Print every record below exactly as written.

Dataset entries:
-------

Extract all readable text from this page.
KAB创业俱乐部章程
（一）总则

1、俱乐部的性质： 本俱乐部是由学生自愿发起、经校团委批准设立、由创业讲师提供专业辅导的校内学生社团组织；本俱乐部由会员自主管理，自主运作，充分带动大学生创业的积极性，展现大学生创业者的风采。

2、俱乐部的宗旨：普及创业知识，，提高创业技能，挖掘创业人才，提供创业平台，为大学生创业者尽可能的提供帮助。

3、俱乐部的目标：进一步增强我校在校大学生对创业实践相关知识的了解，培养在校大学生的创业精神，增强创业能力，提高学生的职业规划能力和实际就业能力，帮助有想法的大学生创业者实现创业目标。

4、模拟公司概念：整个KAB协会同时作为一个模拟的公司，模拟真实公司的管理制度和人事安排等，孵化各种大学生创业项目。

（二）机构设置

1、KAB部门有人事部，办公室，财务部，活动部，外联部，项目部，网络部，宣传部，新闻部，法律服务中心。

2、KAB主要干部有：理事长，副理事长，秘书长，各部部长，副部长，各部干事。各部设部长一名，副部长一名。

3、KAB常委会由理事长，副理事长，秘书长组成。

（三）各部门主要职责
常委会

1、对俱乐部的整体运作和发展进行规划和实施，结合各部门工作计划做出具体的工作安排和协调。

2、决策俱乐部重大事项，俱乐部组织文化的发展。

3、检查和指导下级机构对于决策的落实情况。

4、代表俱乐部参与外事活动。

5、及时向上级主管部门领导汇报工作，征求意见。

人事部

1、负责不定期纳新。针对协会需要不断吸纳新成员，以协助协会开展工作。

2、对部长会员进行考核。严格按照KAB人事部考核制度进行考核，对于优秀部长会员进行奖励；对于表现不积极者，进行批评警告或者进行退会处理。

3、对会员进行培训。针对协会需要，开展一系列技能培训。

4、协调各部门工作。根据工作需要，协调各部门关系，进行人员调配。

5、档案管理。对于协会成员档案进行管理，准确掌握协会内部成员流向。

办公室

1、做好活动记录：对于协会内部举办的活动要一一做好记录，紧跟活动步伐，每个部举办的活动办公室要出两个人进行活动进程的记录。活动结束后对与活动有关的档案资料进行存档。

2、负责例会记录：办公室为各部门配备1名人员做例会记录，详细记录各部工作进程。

-------

__Reply to the exercise__:
Extract all readable text from this page.
KAB创业俱乐部章程
（一）总则

1、俱乐部的性质： 本俱乐部是由学生自愿发起、经校团委批准设立、由创业讲师提供专业辅导的校内学生社团组织；本俱乐部由会员自主管理，自主运作，充分带动大学生创业的积极性，展现大学生创业者的风采。

2、俱乐部的宗旨：普及创业知识，，提高创业技能，挖掘创业人才，提供创业平台，为大学生创业者尽可能的提供帮助。

3、俱乐部的目标：进一步增强我校在校大学生对创业实践相关知识的了解，培养在校大学生的创业精神，增强创业能力，提高学生的职业规划能力和实际就业能力，帮助有想法的大学生创业者实现创业目标。

4、模拟公司概念：整个KAB协会同时作为一个模拟的公司，模拟真实公司的管理制度和人事安排等，孵化各种大学生创业项目。

（二）机构设置

1、KAB部门有人事部，办公室，财务部，活动部，外联部，项目部，网络部，宣传部，新闻部，法律服务中心。

2、KAB主要干部有：理事长，副理事长，秘书长，各部部长，副部长，各部干事。各部设部长一名，副部长一名。

3、KAB常委会由理事长，副理事长，秘书长组成。

（三）各部门主要职责
常委会

1、对俱乐部的整体运作和发展进行规划和实施，结合各部门工作计划做出具体的工作安排和协调。

2、决策俱乐部重大事项，俱乐部组织文化的发展。

3、检查和指导下级机构对于决策的落实情况。

4、代表俱乐部参与外事活动。

5、及时向上级主管部门领导汇报工作，征求意见。

人事部

1、负责不定期纳新。针对协会需要不断吸纳新成员，以协助协会开展工作。

2、对部长会员进行考核。严格按照KAB人事部考核制度进行考核，对于优秀部长会员进行奖励；对于表现不积极者，进行批评警告或者进行退会处理。

3、对会员进行培训。针对协会需要，开展一系列技能培训。

4、协调各部门工作。根据工作需要，协调各部门关系，进行人员调配。

5、档案管理。对于协会成员档案进行管理，准确掌握协会内部成员流向。

办公室

1、做好活动记录：对于协会内部举办的活动要一一做好记录，紧跟活动步伐，每个部举办的活动办公室要出两个人进行活动进程的记录。活动结束后对与活动有关的档案资料进行存档。

2、负责例会记录：办公室为各部门配备1名人员做例会记录，详细记录各部工作进程。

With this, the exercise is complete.